[Data records]
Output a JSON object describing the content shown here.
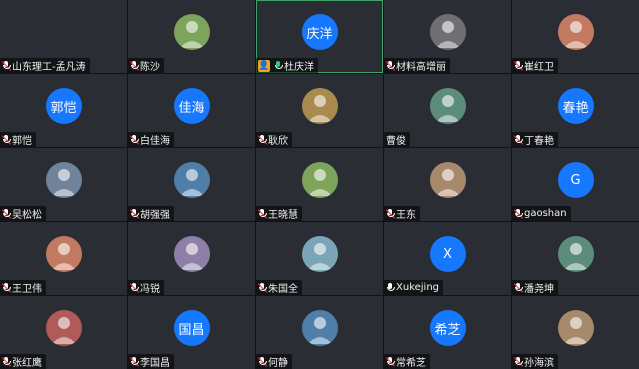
{
  "colors": {
    "accent": "#1677ff",
    "tile_bg": "#2a2d33",
    "active_border": "#3fa36a"
  },
  "navigation": {
    "prev_icon": "triangle-left",
    "next_icon": "triangle-right"
  },
  "tiles": [
    {
      "name": "山东理工-孟凡涛",
      "avatar_type": "none",
      "avatar_text": "",
      "mic": "muted"
    },
    {
      "name": "陈沙",
      "avatar_type": "photo",
      "avatar_text": "",
      "mic": "muted"
    },
    {
      "name": "杜庆洋",
      "avatar_type": "text",
      "avatar_text": "庆洋",
      "mic": "speaking",
      "active": true,
      "host_badge": true
    },
    {
      "name": "材料高增丽",
      "avatar_type": "photo",
      "avatar_text": "",
      "mic": "muted"
    },
    {
      "name": "崔红卫",
      "avatar_type": "photo",
      "avatar_text": "",
      "mic": "muted"
    },
    {
      "name": "郭恺",
      "avatar_type": "text",
      "avatar_text": "郭恺",
      "mic": "muted"
    },
    {
      "name": "白佳海",
      "avatar_type": "text",
      "avatar_text": "佳海",
      "mic": "muted"
    },
    {
      "name": "耿欣",
      "avatar_type": "photo",
      "avatar_text": "",
      "mic": "muted"
    },
    {
      "name": "曹俊",
      "avatar_type": "photo",
      "avatar_text": "",
      "mic": "none"
    },
    {
      "name": "丁春艳",
      "avatar_type": "text",
      "avatar_text": "春艳",
      "mic": "muted"
    },
    {
      "name": "吴松松",
      "avatar_type": "photo",
      "avatar_text": "",
      "mic": "muted"
    },
    {
      "name": "胡强强",
      "avatar_type": "photo",
      "avatar_text": "",
      "mic": "muted"
    },
    {
      "name": "王晓慧",
      "avatar_type": "photo",
      "avatar_text": "",
      "mic": "muted"
    },
    {
      "name": "王东",
      "avatar_type": "photo",
      "avatar_text": "",
      "mic": "muted"
    },
    {
      "name": "gaoshan",
      "avatar_type": "text",
      "avatar_text": "G",
      "mic": "muted"
    },
    {
      "name": "王卫伟",
      "avatar_type": "photo",
      "avatar_text": "",
      "mic": "muted"
    },
    {
      "name": "冯锐",
      "avatar_type": "photo",
      "avatar_text": "",
      "mic": "muted"
    },
    {
      "name": "朱国全",
      "avatar_type": "photo",
      "avatar_text": "",
      "mic": "muted"
    },
    {
      "name": "Xukejing",
      "avatar_type": "text",
      "avatar_text": "X",
      "mic": "unmuted"
    },
    {
      "name": "潘尧坤",
      "avatar_type": "photo",
      "avatar_text": "",
      "mic": "muted"
    },
    {
      "name": "张红鹰",
      "avatar_type": "photo",
      "avatar_text": "",
      "mic": "muted"
    },
    {
      "name": "李国昌",
      "avatar_type": "text",
      "avatar_text": "国昌",
      "mic": "muted"
    },
    {
      "name": "何静",
      "avatar_type": "photo",
      "avatar_text": "",
      "mic": "muted"
    },
    {
      "name": "常希芝",
      "avatar_type": "text",
      "avatar_text": "希芝",
      "mic": "muted"
    },
    {
      "name": "孙海滨",
      "avatar_type": "photo",
      "avatar_text": "",
      "mic": "muted"
    }
  ]
}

[WHAT YOU ARE ASKED TO DO] Pull out every line of the records that includes the string "triangle".

[EXPECTED OUTPUT]
    "prev_icon": "triangle-left",
    "next_icon": "triangle-right"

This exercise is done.